- **Data supplied**:
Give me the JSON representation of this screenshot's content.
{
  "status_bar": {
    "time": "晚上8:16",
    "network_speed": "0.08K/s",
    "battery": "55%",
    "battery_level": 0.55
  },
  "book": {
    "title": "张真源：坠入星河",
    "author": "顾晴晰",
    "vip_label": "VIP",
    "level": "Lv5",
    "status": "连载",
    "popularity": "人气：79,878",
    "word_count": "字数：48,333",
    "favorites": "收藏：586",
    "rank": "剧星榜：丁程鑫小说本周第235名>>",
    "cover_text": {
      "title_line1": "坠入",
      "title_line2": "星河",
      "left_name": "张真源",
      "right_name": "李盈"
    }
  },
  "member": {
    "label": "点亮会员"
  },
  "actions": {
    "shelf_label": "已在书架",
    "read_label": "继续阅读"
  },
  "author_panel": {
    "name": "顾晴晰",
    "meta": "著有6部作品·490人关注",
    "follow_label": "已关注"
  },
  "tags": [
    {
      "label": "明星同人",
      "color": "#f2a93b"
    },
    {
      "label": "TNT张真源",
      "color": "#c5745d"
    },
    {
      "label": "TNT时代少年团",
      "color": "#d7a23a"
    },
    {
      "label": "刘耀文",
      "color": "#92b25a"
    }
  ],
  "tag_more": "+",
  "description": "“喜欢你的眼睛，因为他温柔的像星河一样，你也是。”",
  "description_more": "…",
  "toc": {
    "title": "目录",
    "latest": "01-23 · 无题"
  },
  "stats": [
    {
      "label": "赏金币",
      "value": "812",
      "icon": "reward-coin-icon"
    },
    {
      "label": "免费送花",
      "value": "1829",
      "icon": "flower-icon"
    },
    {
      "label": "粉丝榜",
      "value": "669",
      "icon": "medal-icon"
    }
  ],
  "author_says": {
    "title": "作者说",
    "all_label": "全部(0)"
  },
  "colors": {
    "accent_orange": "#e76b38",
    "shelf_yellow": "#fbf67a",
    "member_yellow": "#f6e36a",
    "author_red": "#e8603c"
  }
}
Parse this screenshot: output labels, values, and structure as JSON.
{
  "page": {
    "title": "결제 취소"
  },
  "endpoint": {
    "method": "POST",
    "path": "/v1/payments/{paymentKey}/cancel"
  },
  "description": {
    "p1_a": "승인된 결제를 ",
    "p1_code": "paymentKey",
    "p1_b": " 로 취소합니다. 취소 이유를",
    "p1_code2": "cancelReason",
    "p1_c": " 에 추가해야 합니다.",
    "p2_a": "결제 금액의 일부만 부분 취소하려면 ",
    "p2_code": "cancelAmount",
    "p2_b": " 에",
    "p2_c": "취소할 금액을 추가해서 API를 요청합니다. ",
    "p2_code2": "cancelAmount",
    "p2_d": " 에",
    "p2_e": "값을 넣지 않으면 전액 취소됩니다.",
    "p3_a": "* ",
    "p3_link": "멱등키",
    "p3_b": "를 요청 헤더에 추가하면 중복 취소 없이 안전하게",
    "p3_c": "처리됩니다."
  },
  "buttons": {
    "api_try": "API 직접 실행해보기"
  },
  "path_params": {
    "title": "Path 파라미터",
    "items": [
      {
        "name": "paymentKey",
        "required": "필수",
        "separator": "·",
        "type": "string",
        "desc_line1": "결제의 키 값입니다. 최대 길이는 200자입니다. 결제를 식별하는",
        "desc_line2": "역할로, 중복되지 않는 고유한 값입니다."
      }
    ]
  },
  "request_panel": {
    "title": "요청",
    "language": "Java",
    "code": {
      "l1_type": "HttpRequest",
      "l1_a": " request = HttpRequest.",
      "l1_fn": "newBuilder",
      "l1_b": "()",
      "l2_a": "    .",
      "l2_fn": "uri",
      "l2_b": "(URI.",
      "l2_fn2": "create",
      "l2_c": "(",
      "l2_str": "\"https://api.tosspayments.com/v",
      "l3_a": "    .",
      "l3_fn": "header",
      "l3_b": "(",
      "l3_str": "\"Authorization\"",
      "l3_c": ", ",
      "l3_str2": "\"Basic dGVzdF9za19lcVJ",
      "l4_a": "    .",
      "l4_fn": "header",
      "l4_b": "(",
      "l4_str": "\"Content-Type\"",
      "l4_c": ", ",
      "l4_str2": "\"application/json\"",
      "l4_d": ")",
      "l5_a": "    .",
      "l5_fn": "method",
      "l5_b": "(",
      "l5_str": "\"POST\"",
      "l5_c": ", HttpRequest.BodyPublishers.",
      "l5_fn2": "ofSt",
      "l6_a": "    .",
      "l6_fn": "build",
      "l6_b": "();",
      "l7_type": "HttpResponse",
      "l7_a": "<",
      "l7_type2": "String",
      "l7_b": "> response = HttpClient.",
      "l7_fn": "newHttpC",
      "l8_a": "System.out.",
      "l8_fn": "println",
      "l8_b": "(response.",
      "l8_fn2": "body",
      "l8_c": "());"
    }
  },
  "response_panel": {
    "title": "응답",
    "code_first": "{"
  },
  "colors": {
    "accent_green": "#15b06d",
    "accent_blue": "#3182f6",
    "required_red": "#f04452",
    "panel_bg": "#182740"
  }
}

- **The exercise**:
Write out all the entries exactly.

- **The reply**:
Give me the JSON representation of this screenshot's content.
{
  "status_bar": {
    "time": "晚上8:16",
    "network_speed": "0.08K/s",
    "battery": "55%",
    "battery_level": 0.55
  },
  "book": {
    "title": "张真源：坠入星河",
    "author": "顾晴晰",
    "vip_label": "VIP",
    "level": "Lv5",
    "status": "连载",
    "popularity": "人气：79,878",
    "word_count": "字数：48,333",
    "favorites": "收藏：586",
    "rank": "剧星榜：丁程鑫小说本周第235名>>",
    "cover_text": {
      "title_line1": "坠入",
      "title_line2": "星河",
      "left_name": "张真源",
      "right_name": "李盈"
    }
  },
  "member": {
    "label": "点亮会员"
  },
  "actions": {
    "shelf_label": "已在书架",
    "read_label": "继续阅读"
  },
  "author_panel": {
    "name": "顾晴晰",
    "meta": "著有6部作品·490人关注",
    "follow_label": "已关注"
  },
  "tags": [
    {
      "label": "明星同人",
      "color": "#f2a93b"
    },
    {
      "label": "TNT张真源",
      "color": "#c5745d"
    },
    {
      "label": "TNT时代少年团",
      "color": "#d7a23a"
    },
    {
      "label": "刘耀文",
      "color": "#92b25a"
    }
  ],
  "tag_more": "+",
  "description": "“喜欢你的眼睛，因为他温柔的像星河一样，你也是。”",
  "description_more": "…",
  "toc": {
    "title": "目录",
    "latest": "01-23 · 无题"
  },
  "stats": [
    {
      "label": "赏金币",
      "value": "812",
      "icon": "reward-coin-icon"
    },
    {
      "label": "免费送花",
      "value": "1829",
      "icon": "flower-icon"
    },
    {
      "label": "粉丝榜",
      "value": "669",
      "icon": "medal-icon"
    }
  ],
  "author_says": {
    "title": "作者说",
    "all_label": "全部(0)"
  },
  "colors": {
    "accent_orange": "#e76b38",
    "shelf_yellow": "#fbf67a",
    "member_yellow": "#f6e36a",
    "author_red": "#e8603c"
  }
}
Parse this screenshot: output labels, values, and structure as JSON.
{
  "page": {
    "title": "결제 취소"
  },
  "endpoint": {
    "method": "POST",
    "path": "/v1/payments/{paymentKey}/cancel"
  },
  "description": {
    "p1_a": "승인된 결제를 ",
    "p1_code": "paymentKey",
    "p1_b": " 로 취소합니다. 취소 이유를",
    "p1_code2": "cancelReason",
    "p1_c": " 에 추가해야 합니다.",
    "p2_a": "결제 금액의 일부만 부분 취소하려면 ",
    "p2_code": "cancelAmount",
    "p2_b": " 에",
    "p2_c": "취소할 금액을 추가해서 API를 요청합니다. ",
    "p2_code2": "cancelAmount",
    "p2_d": " 에",
    "p2_e": "값을 넣지 않으면 전액 취소됩니다.",
    "p3_a": "* ",
    "p3_link": "멱등키",
    "p3_b": "를 요청 헤더에 추가하면 중복 취소 없이 안전하게",
    "p3_c": "처리됩니다."
  },
  "buttons": {
    "api_try": "API 직접 실행해보기"
  },
  "path_params": {
    "title": "Path 파라미터",
    "items": [
      {
        "name": "paymentKey",
        "required": "필수",
        "separator": "·",
        "type": "string",
        "desc_line1": "결제의 키 값입니다. 최대 길이는 200자입니다. 결제를 식별하는",
        "desc_line2": "역할로, 중복되지 않는 고유한 값입니다."
      }
    ]
  },
  "request_panel": {
    "title": "요청",
    "language": "Java",
    "code": {
      "l1_type": "HttpRequest",
      "l1_a": " request = HttpRequest.",
      "l1_fn": "newBuilder",
      "l1_b": "()",
      "l2_a": "    .",
      "l2_fn": "uri",
      "l2_b": "(URI.",
      "l2_fn2": "create",
      "l2_c": "(",
      "l2_str": "\"https://api.tosspayments.com/v",
      "l3_a": "    .",
      "l3_fn": "header",
      "l3_b": "(",
      "l3_str": "\"Authorization\"",
      "l3_c": ", ",
      "l3_str2": "\"Basic dGVzdF9za19lcVJ",
      "l4_a": "    .",
      "l4_fn": "header",
      "l4_b": "(",
      "l4_str": "\"Content-Type\"",
      "l4_c": ", ",
      "l4_str2": "\"application/json\"",
      "l4_d": ")",
      "l5_a": "    .",
      "l5_fn": "method",
      "l5_b": "(",
      "l5_str": "\"POST\"",
      "l5_c": ", HttpRequest.BodyPublishers.",
      "l5_fn2": "ofSt",
      "l6_a": "    .",
      "l6_fn": "build",
      "l6_b": "();",
      "l7_type": "HttpResponse",
      "l7_a": "<",
      "l7_type2": "String",
      "l7_b": "> response = HttpClient.",
      "l7_fn": "newHttpC",
      "l8_a": "System.out.",
      "l8_fn": "println",
      "l8_b": "(response.",
      "l8_fn2": "body",
      "l8_c": "());"
    }
  },
  "response_panel": {
    "title": "응답",
    "code_first": "{"
  },
  "colors": {
    "accent_green": "#15b06d",
    "accent_blue": "#3182f6",
    "required_red": "#f04452",
    "panel_bg": "#182740"
  }
}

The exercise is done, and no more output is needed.